● EXERCISE:
All of the data should be repeated exactly; pictures are not part of the copy.
═════ RECORDS SUPPLIED
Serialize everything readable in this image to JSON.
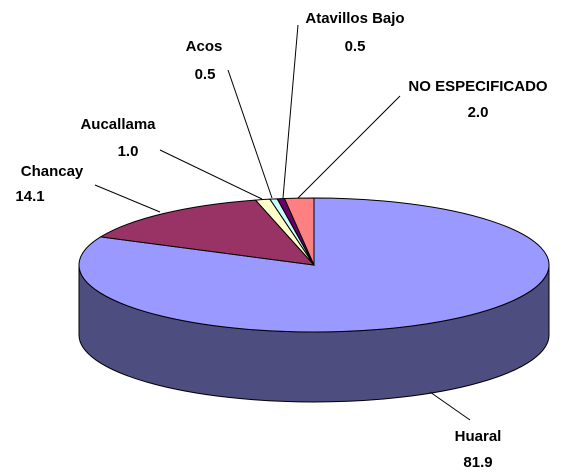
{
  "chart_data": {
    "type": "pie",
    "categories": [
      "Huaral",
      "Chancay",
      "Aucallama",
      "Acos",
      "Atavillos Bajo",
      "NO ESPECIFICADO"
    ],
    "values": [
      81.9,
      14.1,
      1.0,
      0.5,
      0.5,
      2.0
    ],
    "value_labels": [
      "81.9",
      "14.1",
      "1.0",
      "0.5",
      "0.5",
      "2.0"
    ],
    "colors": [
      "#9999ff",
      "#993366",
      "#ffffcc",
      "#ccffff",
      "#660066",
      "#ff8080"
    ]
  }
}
══════════
● PROBLEM SOLUTION:
Serialize everything readable in this image to JSON.
{
  "chart_data": {
    "type": "pie",
    "categories": [
      "Huaral",
      "Chancay",
      "Aucallama",
      "Acos",
      "Atavillos Bajo",
      "NO ESPECIFICADO"
    ],
    "values": [
      81.9,
      14.1,
      1.0,
      0.5,
      0.5,
      2.0
    ],
    "value_labels": [
      "81.9",
      "14.1",
      "1.0",
      "0.5",
      "0.5",
      "2.0"
    ],
    "colors": [
      "#9999ff",
      "#993366",
      "#ffffcc",
      "#ccffff",
      "#660066",
      "#ff8080"
    ]
  }
}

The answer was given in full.